(Saved data entries)

## START

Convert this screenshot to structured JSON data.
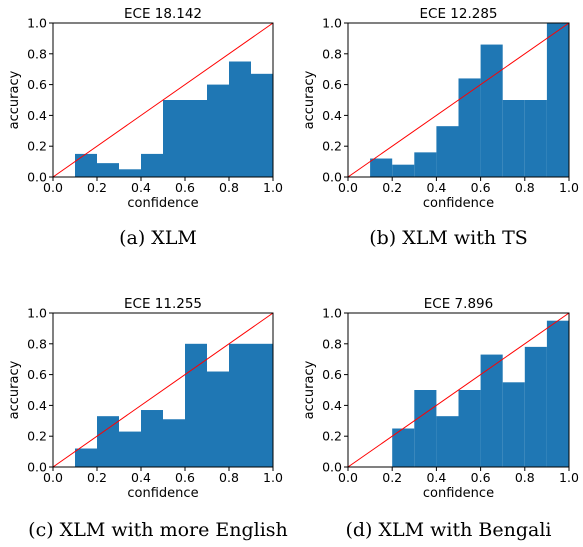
{
  "chart_data": [
    {
      "type": "bar",
      "title": "ECE 18.142",
      "caption": "(a) XLM",
      "xlabel": "confidence",
      "ylabel": "accuracy",
      "xlim": [
        0.0,
        1.0
      ],
      "ylim": [
        0.0,
        1.0
      ],
      "xticks": [
        "0.0",
        "0.2",
        "0.4",
        "0.6",
        "0.8",
        "1.0"
      ],
      "yticks": [
        "0.0",
        "0.2",
        "0.4",
        "0.6",
        "0.8",
        "1.0"
      ],
      "bin_edges": [
        0.0,
        0.1,
        0.2,
        0.3,
        0.4,
        0.5,
        0.6,
        0.7,
        0.8,
        0.9,
        1.0
      ],
      "values": [
        0.0,
        0.15,
        0.09,
        0.05,
        0.15,
        0.5,
        0.5,
        0.6,
        0.75,
        0.67
      ],
      "diagonal": true,
      "bar_color": "#1f77b4",
      "diagonal_color": "#ff0000"
    },
    {
      "type": "bar",
      "title": "ECE 12.285",
      "caption": "(b) XLM with TS",
      "xlabel": "confidence",
      "ylabel": "accuracy",
      "xlim": [
        0.0,
        1.0
      ],
      "ylim": [
        0.0,
        1.0
      ],
      "xticks": [
        "0.0",
        "0.2",
        "0.4",
        "0.6",
        "0.8",
        "1.0"
      ],
      "yticks": [
        "0.0",
        "0.2",
        "0.4",
        "0.6",
        "0.8",
        "1.0"
      ],
      "bin_edges": [
        0.0,
        0.1,
        0.2,
        0.3,
        0.4,
        0.5,
        0.6,
        0.7,
        0.8,
        0.9,
        1.0
      ],
      "values": [
        0.0,
        0.12,
        0.08,
        0.16,
        0.33,
        0.64,
        0.86,
        0.5,
        0.5,
        1.0
      ],
      "diagonal": true,
      "bar_color": "#1f77b4",
      "diagonal_color": "#ff0000"
    },
    {
      "type": "bar",
      "title": "ECE 11.255",
      "caption": "(c) XLM with more English",
      "xlabel": "confidence",
      "ylabel": "accuracy",
      "xlim": [
        0.0,
        1.0
      ],
      "ylim": [
        0.0,
        1.0
      ],
      "xticks": [
        "0.0",
        "0.2",
        "0.4",
        "0.6",
        "0.8",
        "1.0"
      ],
      "yticks": [
        "0.0",
        "0.2",
        "0.4",
        "0.6",
        "0.8",
        "1.0"
      ],
      "bin_edges": [
        0.0,
        0.1,
        0.2,
        0.3,
        0.4,
        0.5,
        0.6,
        0.7,
        0.8,
        0.9,
        1.0
      ],
      "values": [
        0.0,
        0.12,
        0.33,
        0.23,
        0.37,
        0.31,
        0.8,
        0.62,
        0.8,
        0.8
      ],
      "diagonal": true,
      "bar_color": "#1f77b4",
      "diagonal_color": "#ff0000"
    },
    {
      "type": "bar",
      "title": "ECE 7.896",
      "caption": "(d) XLM with Bengali",
      "xlabel": "confidence",
      "ylabel": "accuracy",
      "xlim": [
        0.0,
        1.0
      ],
      "ylim": [
        0.0,
        1.0
      ],
      "xticks": [
        "0.0",
        "0.2",
        "0.4",
        "0.6",
        "0.8",
        "1.0"
      ],
      "yticks": [
        "0.0",
        "0.2",
        "0.4",
        "0.6",
        "0.8",
        "1.0"
      ],
      "bin_edges": [
        0.0,
        0.1,
        0.2,
        0.3,
        0.4,
        0.5,
        0.6,
        0.7,
        0.8,
        0.9,
        1.0
      ],
      "values": [
        0.0,
        0.0,
        0.25,
        0.5,
        0.33,
        0.5,
        0.73,
        0.55,
        0.78,
        0.95
      ],
      "diagonal": true,
      "bar_color": "#1f77b4",
      "diagonal_color": "#ff0000"
    }
  ]
}
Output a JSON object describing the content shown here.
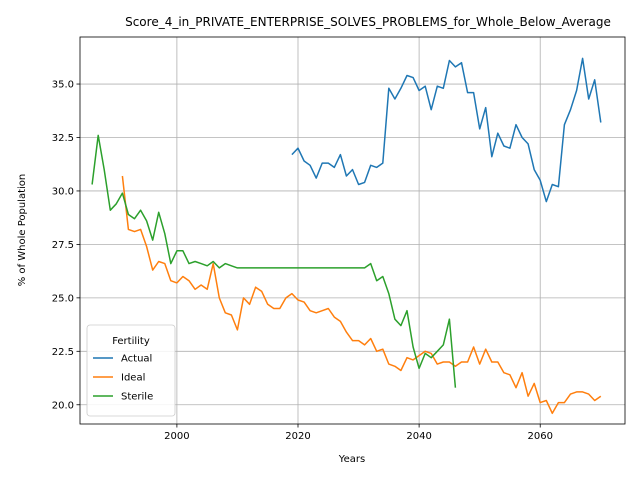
{
  "chart_data": {
    "type": "line",
    "title": "Score_4_in_PRIVATE_ENTERPRISE_SOLVES_PROBLEMS_for_Whole_Below_Average",
    "xlabel": "Years",
    "ylabel": "% of Whole Population",
    "xlim": [
      1984,
      2074
    ],
    "ylim": [
      19.1,
      37.2
    ],
    "xticks": [
      2000,
      2020,
      2040,
      2060
    ],
    "yticks": [
      20.0,
      22.5,
      25.0,
      27.5,
      30.0,
      32.5,
      35.0
    ],
    "grid": true,
    "legend": {
      "title": "Fertility",
      "placement": "lower-left"
    },
    "colors": {
      "Actual": "#1f77b4",
      "Ideal": "#ff7f0e",
      "Sterile": "#2ca02c"
    },
    "series": [
      {
        "name": "Actual",
        "x": [
          2019,
          2020,
          2021,
          2022,
          2023,
          2024,
          2025,
          2026,
          2027,
          2028,
          2029,
          2030,
          2031,
          2032,
          2033,
          2034,
          2035,
          2036,
          2037,
          2038,
          2039,
          2040,
          2041,
          2042,
          2043,
          2044,
          2045,
          2046,
          2047,
          2048,
          2049,
          2050,
          2051,
          2052,
          2053,
          2054,
          2055,
          2056,
          2057,
          2058,
          2059,
          2060,
          2061,
          2062,
          2063,
          2064,
          2065,
          2066,
          2067,
          2068,
          2069,
          2070
        ],
        "y": [
          31.7,
          32.0,
          31.4,
          31.2,
          30.6,
          31.3,
          31.3,
          31.1,
          31.7,
          30.7,
          31.0,
          30.3,
          30.4,
          31.2,
          31.1,
          31.3,
          34.8,
          34.3,
          34.8,
          35.4,
          35.3,
          34.7,
          34.9,
          33.8,
          34.9,
          34.8,
          36.1,
          35.8,
          36.0,
          34.6,
          34.6,
          32.9,
          33.9,
          31.6,
          32.7,
          32.1,
          32.0,
          33.1,
          32.5,
          32.2,
          31.0,
          30.5,
          29.5,
          30.3,
          30.2,
          33.1,
          33.8,
          34.7,
          36.2,
          34.3,
          35.2,
          33.2
        ]
      },
      {
        "name": "Ideal",
        "x": [
          1991,
          1992,
          1993,
          1994,
          1995,
          1996,
          1997,
          1998,
          1999,
          2000,
          2001,
          2002,
          2003,
          2004,
          2005,
          2006,
          2007,
          2008,
          2009,
          2010,
          2011,
          2012,
          2013,
          2014,
          2015,
          2016,
          2017,
          2018,
          2019,
          2020,
          2021,
          2022,
          2023,
          2024,
          2025,
          2026,
          2027,
          2028,
          2029,
          2030,
          2031,
          2032,
          2033,
          2034,
          2035,
          2036,
          2037,
          2038,
          2039,
          2040,
          2041,
          2042,
          2043,
          2044,
          2045,
          2046,
          2047,
          2048,
          2049,
          2050,
          2051,
          2052,
          2053,
          2054,
          2055,
          2056,
          2057,
          2058,
          2059,
          2060,
          2061,
          2062,
          2063,
          2064,
          2065,
          2066,
          2067,
          2068,
          2069,
          2070
        ],
        "y": [
          30.7,
          28.2,
          28.1,
          28.2,
          27.4,
          26.3,
          26.7,
          26.6,
          25.8,
          25.7,
          26.0,
          25.8,
          25.4,
          25.6,
          25.4,
          26.6,
          25.0,
          24.3,
          24.2,
          23.5,
          25.0,
          24.7,
          25.5,
          25.3,
          24.7,
          24.5,
          24.5,
          25.0,
          25.2,
          24.9,
          24.8,
          24.4,
          24.3,
          24.4,
          24.5,
          24.1,
          23.9,
          23.4,
          23.0,
          23.0,
          22.8,
          23.1,
          22.5,
          22.6,
          21.9,
          21.8,
          21.6,
          22.2,
          22.1,
          22.3,
          22.5,
          22.4,
          21.9,
          22.0,
          22.0,
          21.8,
          22.0,
          22.0,
          22.7,
          21.9,
          22.6,
          22.0,
          22.0,
          21.5,
          21.4,
          20.8,
          21.5,
          20.4,
          21.0,
          20.1,
          20.2,
          19.6,
          20.1,
          20.1,
          20.5,
          20.6,
          20.6,
          20.5,
          20.2,
          20.4
        ]
      },
      {
        "name": "Sterile",
        "x": [
          1986,
          1987,
          1988,
          1989,
          1990,
          1991,
          1992,
          1993,
          1994,
          1995,
          1996,
          1997,
          1998,
          1999,
          2000,
          2001,
          2002,
          2003,
          2004,
          2005,
          2006,
          2007,
          2008,
          2009,
          2010,
          2011,
          2012,
          2013,
          2014,
          2015,
          2016,
          2017,
          2018,
          2019,
          2020,
          2021,
          2022,
          2023,
          2024,
          2025,
          2026,
          2027,
          2028,
          2029,
          2030,
          2031,
          2032,
          2033,
          2034,
          2035,
          2036,
          2037,
          2038,
          2039,
          2040,
          2041,
          2042,
          2043,
          2044,
          2045,
          2046
        ],
        "y": [
          30.3,
          32.6,
          31.0,
          29.1,
          29.4,
          29.9,
          28.9,
          28.7,
          29.1,
          28.6,
          27.7,
          29.0,
          28.0,
          26.6,
          27.2,
          27.2,
          26.6,
          26.7,
          26.6,
          26.5,
          26.7,
          26.4,
          26.6,
          26.5,
          26.4,
          26.4,
          26.4,
          26.4,
          26.4,
          26.4,
          26.4,
          26.4,
          26.4,
          26.4,
          26.4,
          26.4,
          26.4,
          26.4,
          26.4,
          26.4,
          26.4,
          26.4,
          26.4,
          26.4,
          26.4,
          26.4,
          26.6,
          25.8,
          26.0,
          25.2,
          24.0,
          23.7,
          24.4,
          22.7,
          21.7,
          22.4,
          22.2,
          22.5,
          22.8,
          24.0,
          20.8
        ]
      }
    ]
  }
}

## END

# Exercise instructions
From the listing above, copy every line that holds the string "with".

# Exercise solution
      "caption": "(b) XLM with TS",
      "caption": "(c) XLM with more English",
      "caption": "(d) XLM with Bengali",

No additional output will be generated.